TASK OBJECTIVE:
Repeat each entry as written and leave the images out of the copy.

ITEMS:

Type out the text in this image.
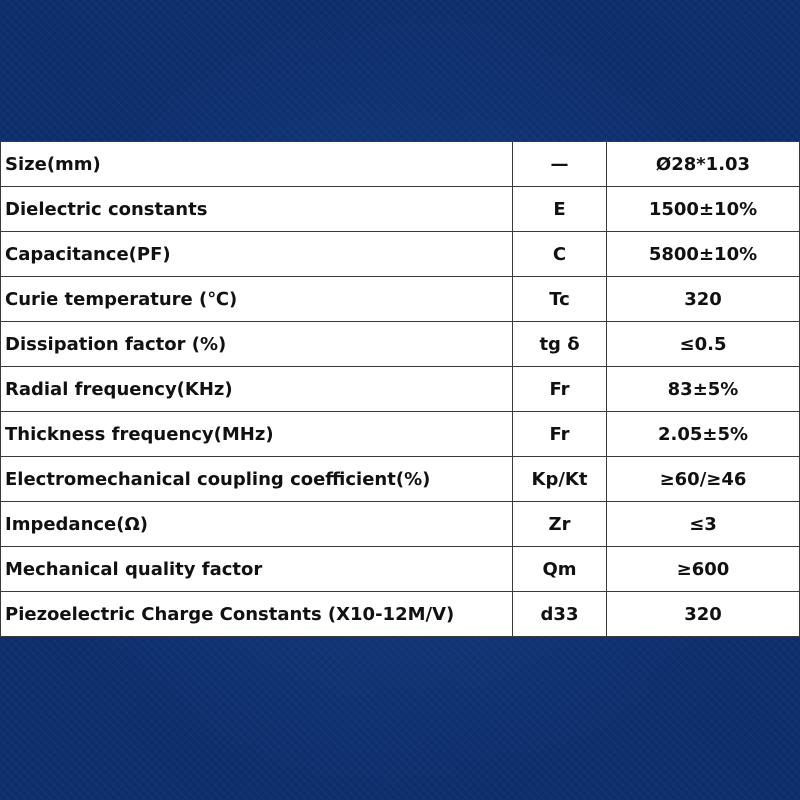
Size(mm)	—	Ø28*1.03
Dielectric constants	E	1500±10%
Capacitance(PF)	C	5800±10%
Curie temperature (℃)	Tc	320
Dissipation factor (%)	tg δ	≤0.5
Radial frequency(KHz)	Fr	83±5%
Thickness frequency(MHz)	Fr	2.05±5%
Electromechanical coupling coefficient(%)	Kp/Kt	≥60/≥46
Impedance(Ω)	Zr	≤3
Mechanical quality factor	Qm	≥600
Piezoelectric Charge Constants (X10-12M/V)	d33	320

PROBLEM SOLUTION:
Type out the text in this image.
Size(mm)	—	Ø28*1.03
Dielectric constants	E	1500±10%
Capacitance(PF)	C	5800±10%
Curie temperature (℃)	Tc	320
Dissipation factor (%)	tg δ	≤0.5
Radial frequency(KHz)	Fr	83±5%
Thickness frequency(MHz)	Fr	2.05±5%
Electromechanical coupling coefficient(%)	Kp/Kt	≥60/≥46
Impedance(Ω)	Zr	≤3
Mechanical quality factor	Qm	≥600
Piezoelectric Charge Constants (X10-12M/V)	d33	320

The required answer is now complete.